» Records excerpted from a collection:
=-=-=

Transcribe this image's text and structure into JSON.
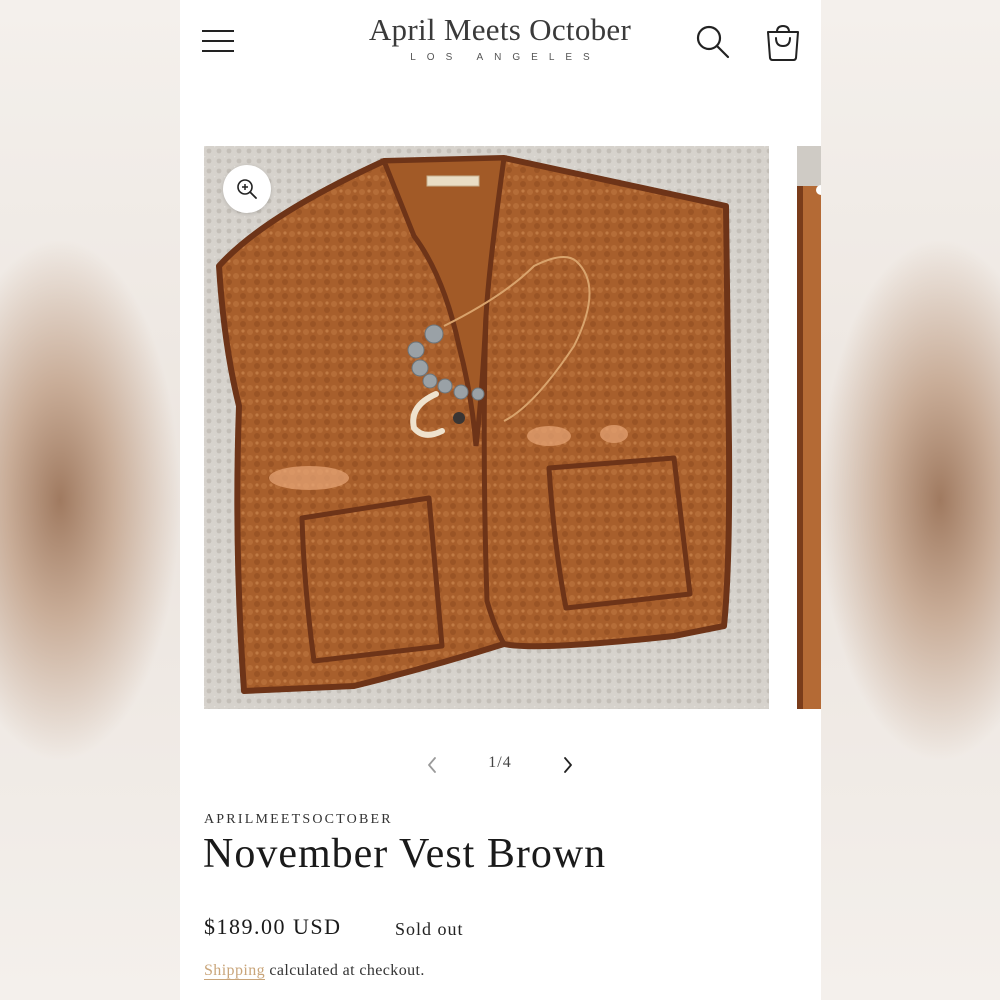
{
  "header": {
    "logo_title": "April Meets October",
    "logo_subtitle": "LOS ANGELES",
    "icons": [
      "menu-icon",
      "search-icon",
      "cart-icon"
    ]
  },
  "gallery": {
    "current": 1,
    "total": 4,
    "counter": "1/4",
    "icons": [
      "zoom-in-icon",
      "chevron-left-icon",
      "chevron-right-icon"
    ]
  },
  "product": {
    "vendor": "APRILMEETSOCTOBER",
    "title": "November Vest Brown",
    "price": "$189.00 USD",
    "availability": "Sold out",
    "shipping_link": "Shipping",
    "shipping_rest": " calculated at checkout."
  },
  "colors": {
    "accent_link": "#c9a57a",
    "vest_brown": "#a85f2c",
    "trim_brown": "#6e3418"
  }
}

=-=-=

» Task statement:
Write out the listing above exactly as it stands, pictures excluded.

» Completed task:
Transcribe this image's text and structure into JSON.
{
  "header": {
    "logo_title": "April Meets October",
    "logo_subtitle": "LOS ANGELES",
    "icons": [
      "menu-icon",
      "search-icon",
      "cart-icon"
    ]
  },
  "gallery": {
    "current": 1,
    "total": 4,
    "counter": "1/4",
    "icons": [
      "zoom-in-icon",
      "chevron-left-icon",
      "chevron-right-icon"
    ]
  },
  "product": {
    "vendor": "APRILMEETSOCTOBER",
    "title": "November Vest Brown",
    "price": "$189.00 USD",
    "availability": "Sold out",
    "shipping_link": "Shipping",
    "shipping_rest": " calculated at checkout."
  },
  "colors": {
    "accent_link": "#c9a57a",
    "vest_brown": "#a85f2c",
    "trim_brown": "#6e3418"
  }
}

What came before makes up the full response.